# What you have to do:
Restate each of the lines below word for word and drop every picture.

# Collected data:
----
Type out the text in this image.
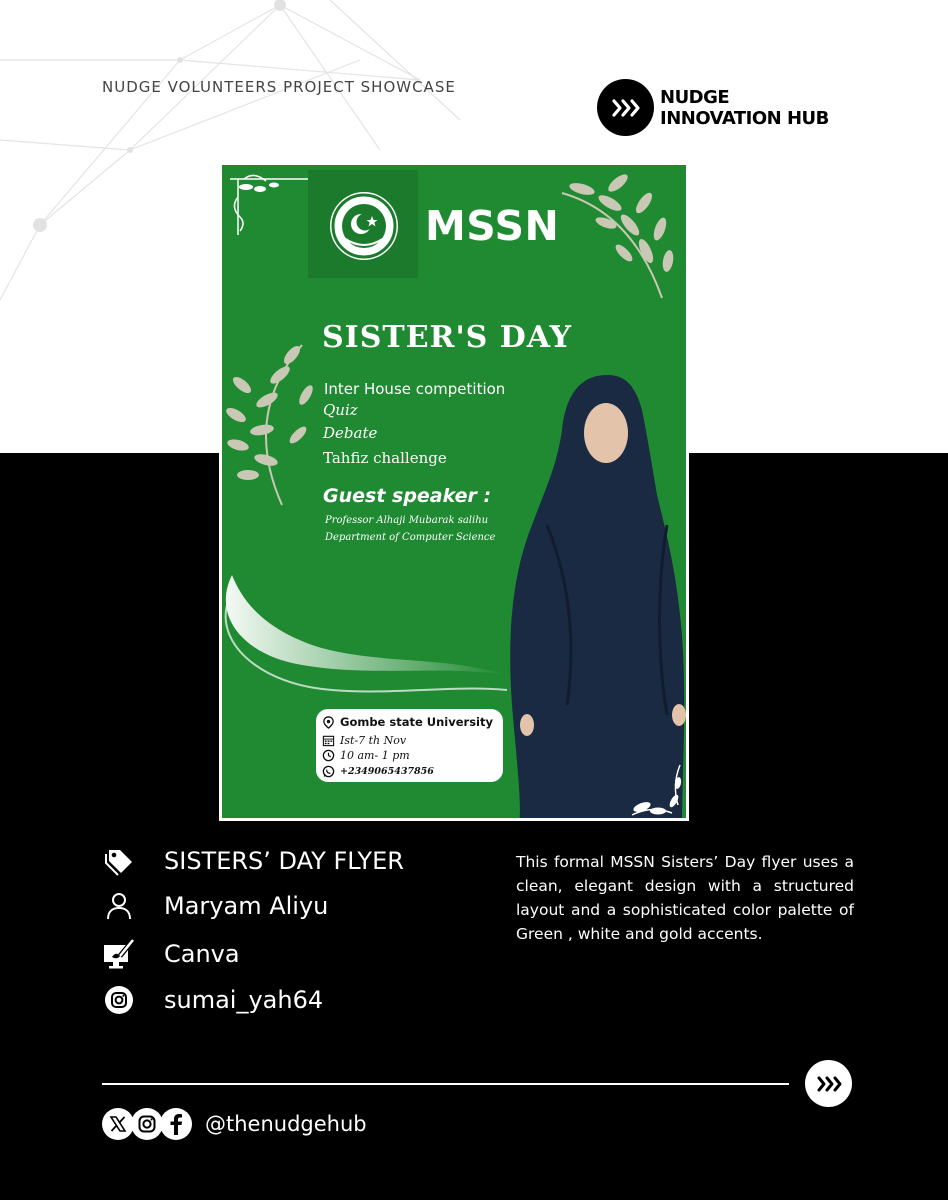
NUDGE VOLUNTEERS PROJECT SHOWCASE	NUDGE
INNOVATION HUB
MSSN
SISTER'S DAY
Inter House competition
Quiz
Debate
Tahfiz challenge
Guest speaker :
Professor Alhaji Mubarak salihu
Department of Computer Science
Gombe state University
Ist-7 th Nov
10 am- 1 pm
+2349065437856
SISTERS’ DAY FLYER
Maryam Aliyu
Canva
sumai_yah64
This formal MSSN Sisters’ Day flyer uses a clean, elegant design with a structured layout and a sophisticated color palette of Green , white and gold accents.
@thenudgehub
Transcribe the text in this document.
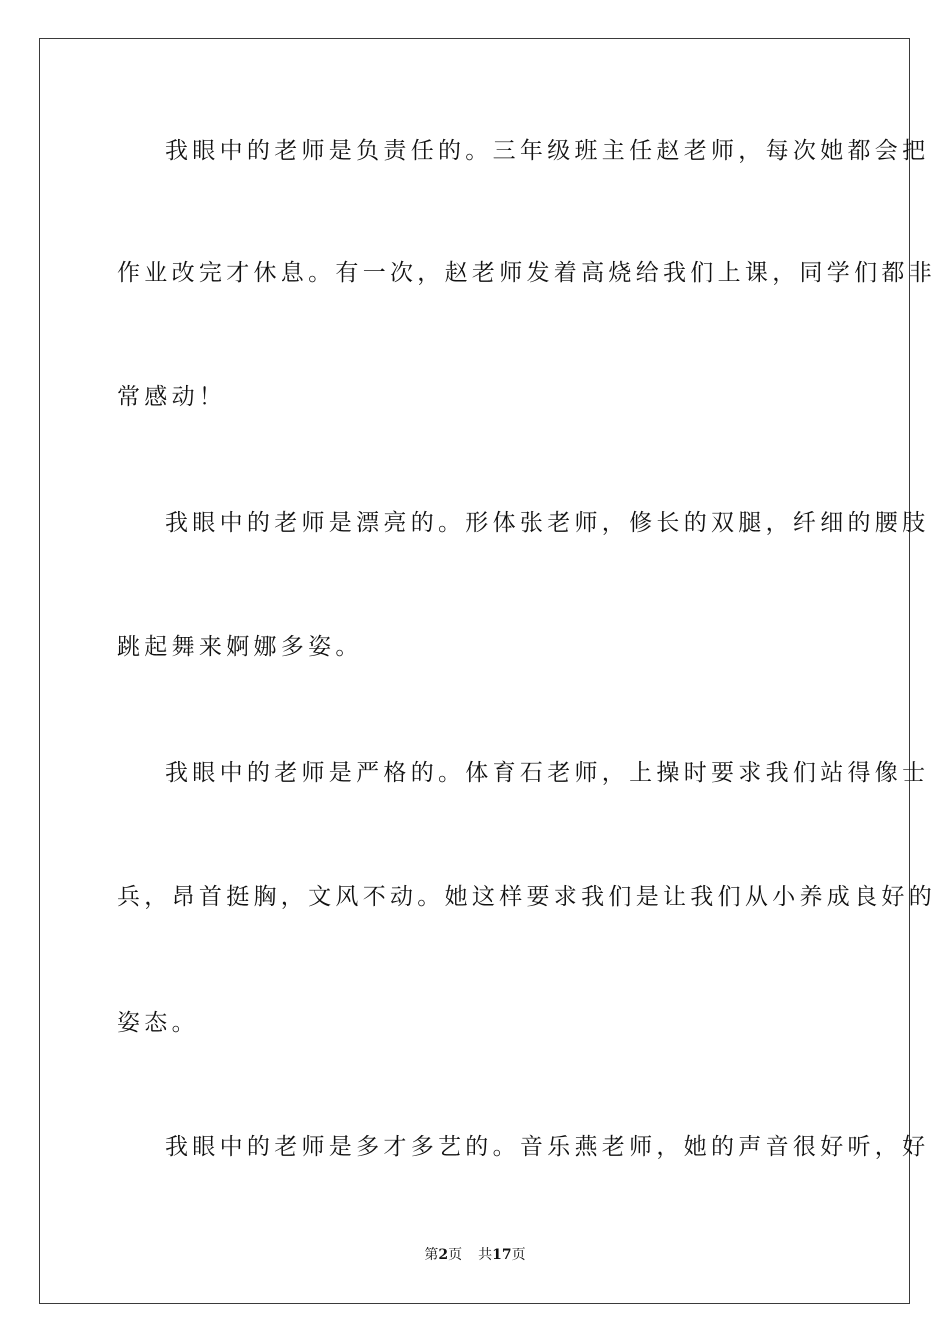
我眼中的老师是负责任的。三年级班主任赵老师，每次她都会把

作业改完才休息。有一次，赵老师发着高烧给我们上课，同学们都非

常感动！

我眼中的老师是漂亮的。形体张老师，修长的双腿，纤细的腰肢

跳起舞来婀娜多姿。

我眼中的老师是严格的。体育石老师，上操时要求我们站得像士

兵，昂首挺胸，文风不动。她这样要求我们是让我们从小养成良好的

姿态。

我眼中的老师是多才多艺的。音乐燕老师，她的声音很好听，好

第2页 共17页
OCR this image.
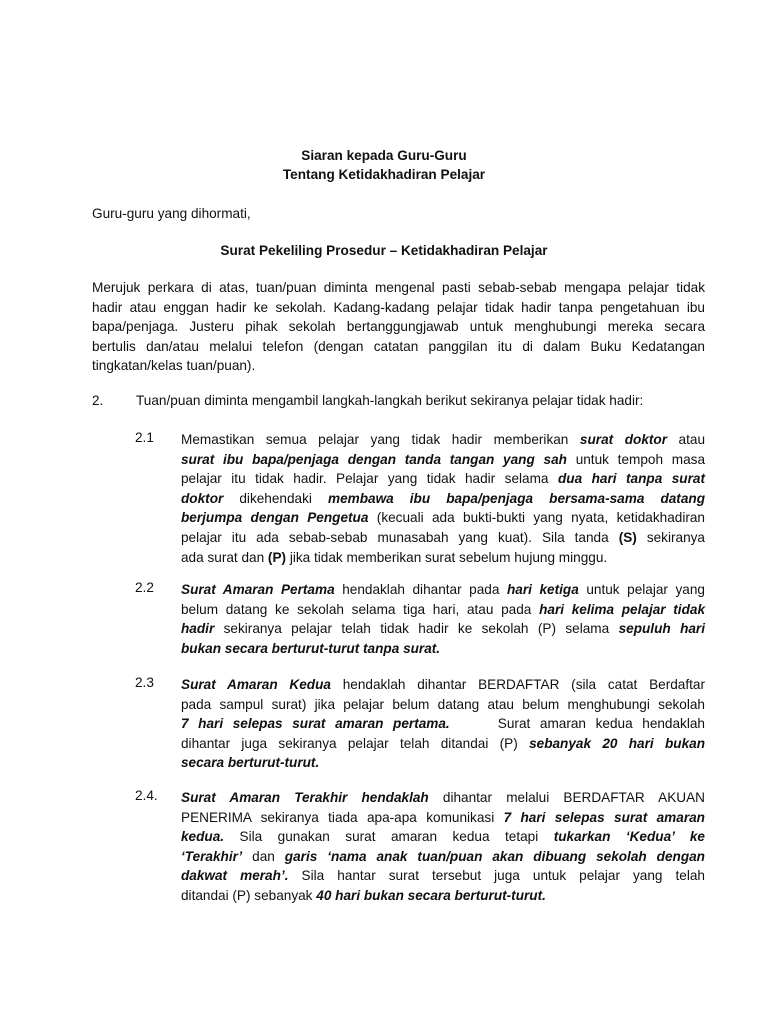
Siaran kepada Guru-Guru
Tentang Ketidakhadiran Pelajar
Guru-guru yang dihormati,
Surat Pekeliling Prosedur – Ketidakhadiran Pelajar
Merujuk perkara di atas, tuan/puan diminta mengenal pasti sebab-sebab mengapa pelajar tidak
hadir atau enggan hadir ke sekolah. Kadang-kadang pelajar tidak hadir tanpa pengetahuan ibu
bapa/penjaga. Justeru pihak sekolah bertanggungjawab untuk menghubungi mereka secara
bertulis dan/atau melalui telefon (dengan catatan panggilan itu di dalam Buku Kedatangan
tingkatan/kelas tuan/puan).
2. Tuan/puan diminta mengambil langkah-langkah berikut sekiranya pelajar tidak hadir:
2.1 Memastikan semua pelajar yang tidak hadir memberikan surat doktor atau
surat ibu bapa/penjaga dengan tanda tangan yang sah untuk tempoh masa
pelajar itu tidak hadir. Pelajar yang tidak hadir selama dua hari tanpa surat
doktor dikehendaki membawa ibu bapa/penjaga bersama-sama datang
berjumpa dengan Pengetua (kecuali ada bukti-bukti yang nyata, ketidakhadiran
pelajar itu ada sebab-sebab munasabah yang kuat). Sila tanda (S) sekiranya
ada surat dan (P) jika tidak memberikan surat sebelum hujung minggu.
2.2 Surat Amaran Pertama hendaklah dihantar pada hari ketiga untuk pelajar yang
belum datang ke sekolah selama tiga hari, atau pada hari kelima pelajar tidak
hadir sekiranya pelajar telah tidak hadir ke sekolah (P) selama sepuluh hari
bukan secara berturut-turut tanpa surat.
2.3 Surat Amaran Kedua hendaklah dihantar BERDAFTAR (sila catat Berdaftar
pada sampul surat) jika pelajar belum datang atau belum menghubungi sekolah
7 hari selepas surat amaran pertama.     Surat amaran kedua hendaklah
dihantar juga sekiranya pelajar telah ditandai (P) sebanyak 20 hari bukan
secara berturut-turut.
2.4. Surat Amaran Terakhir hendaklah dihantar melalui BERDAFTAR AKUAN
PENERIMA sekiranya tiada apa-apa komunikasi 7 hari selepas surat amaran
kedua. Sila gunakan surat amaran kedua tetapi tukarkan ‘Kedua’ ke
‘Terakhir’ dan garis ‘nama anak tuan/puan akan dibuang sekolah dengan
dakwat merah’. Sila hantar surat tersebut juga untuk pelajar yang telah
ditandai (P) sebanyak 40 hari bukan secara berturut-turut.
----
# Result of the exercise:
Type out the text in this image.
NUDGE VOLUNTEERS PROJECT SHOWCASE	NUDGE
INNOVATION HUB
MSSN
SISTER'S DAY
Inter House competition
Quiz
Debate
Tahfiz challenge
Guest speaker :
Professor Alhaji Mubarak salihu
Department of Computer Science
Gombe state University
Ist-7 th Nov
10 am- 1 pm
+2349065437856
SISTERS’ DAY FLYER
Maryam Aliyu
Canva
sumai_yah64
This formal MSSN Sisters’ Day flyer uses a clean, elegant design with a structured layout and a sophisticated color palette of Green , white and gold accents.
@thenudgehub
Transcribe the text in this document.
我眼中的老师是负责任的。三年级班主任赵老师，每次她都会把

作业改完才休息。有一次，赵老师发着高烧给我们上课，同学们都非

常感动！

我眼中的老师是漂亮的。形体张老师，修长的双腿，纤细的腰肢

跳起舞来婀娜多姿。

我眼中的老师是严格的。体育石老师，上操时要求我们站得像士

兵，昂首挺胸，文风不动。她这样要求我们是让我们从小养成良好的

姿态。

我眼中的老师是多才多艺的。音乐燕老师，她的声音很好听，好

第2页 共17页
OCR this image.
Siaran kepada Guru-Guru
Tentang Ketidakhadiran Pelajar
Guru-guru yang dihormati,
Surat Pekeliling Prosedur – Ketidakhadiran Pelajar
Merujuk perkara di atas, tuan/puan diminta mengenal pasti sebab-sebab mengapa pelajar tidak
hadir atau enggan hadir ke sekolah. Kadang-kadang pelajar tidak hadir tanpa pengetahuan ibu
bapa/penjaga. Justeru pihak sekolah bertanggungjawab untuk menghubungi mereka secara
bertulis dan/atau melalui telefon (dengan catatan panggilan itu di dalam Buku Kedatangan
tingkatan/kelas tuan/puan).
2. Tuan/puan diminta mengambil langkah-langkah berikut sekiranya pelajar tidak hadir:
2.1 Memastikan semua pelajar yang tidak hadir memberikan surat doktor atau
surat ibu bapa/penjaga dengan tanda tangan yang sah untuk tempoh masa
pelajar itu tidak hadir. Pelajar yang tidak hadir selama dua hari tanpa surat
doktor dikehendaki membawa ibu bapa/penjaga bersama-sama datang
berjumpa dengan Pengetua (kecuali ada bukti-bukti yang nyata, ketidakhadiran
pelajar itu ada sebab-sebab munasabah yang kuat). Sila tanda (S) sekiranya
ada surat dan (P) jika tidak memberikan surat sebelum hujung minggu.
2.2 Surat Amaran Pertama hendaklah dihantar pada hari ketiga untuk pelajar yang
belum datang ke sekolah selama tiga hari, atau pada hari kelima pelajar tidak
hadir sekiranya pelajar telah tidak hadir ke sekolah (P) selama sepuluh hari
bukan secara berturut-turut tanpa surat.
2.3 Surat Amaran Kedua hendaklah dihantar BERDAFTAR (sila catat Berdaftar
pada sampul surat) jika pelajar belum datang atau belum menghubungi sekolah
7 hari selepas surat amaran pertama.     Surat amaran kedua hendaklah
dihantar juga sekiranya pelajar telah ditandai (P) sebanyak 20 hari bukan
secara berturut-turut.
2.4. Surat Amaran Terakhir hendaklah dihantar melalui BERDAFTAR AKUAN
PENERIMA sekiranya tiada apa-apa komunikasi 7 hari selepas surat amaran
kedua. Sila gunakan surat amaran kedua tetapi tukarkan ‘Kedua’ ke
‘Terakhir’ dan garis ‘nama anak tuan/puan akan dibuang sekolah dengan
dakwat merah’. Sila hantar surat tersebut juga untuk pelajar yang telah
ditandai (P) sebanyak 40 hari bukan secara berturut-turut.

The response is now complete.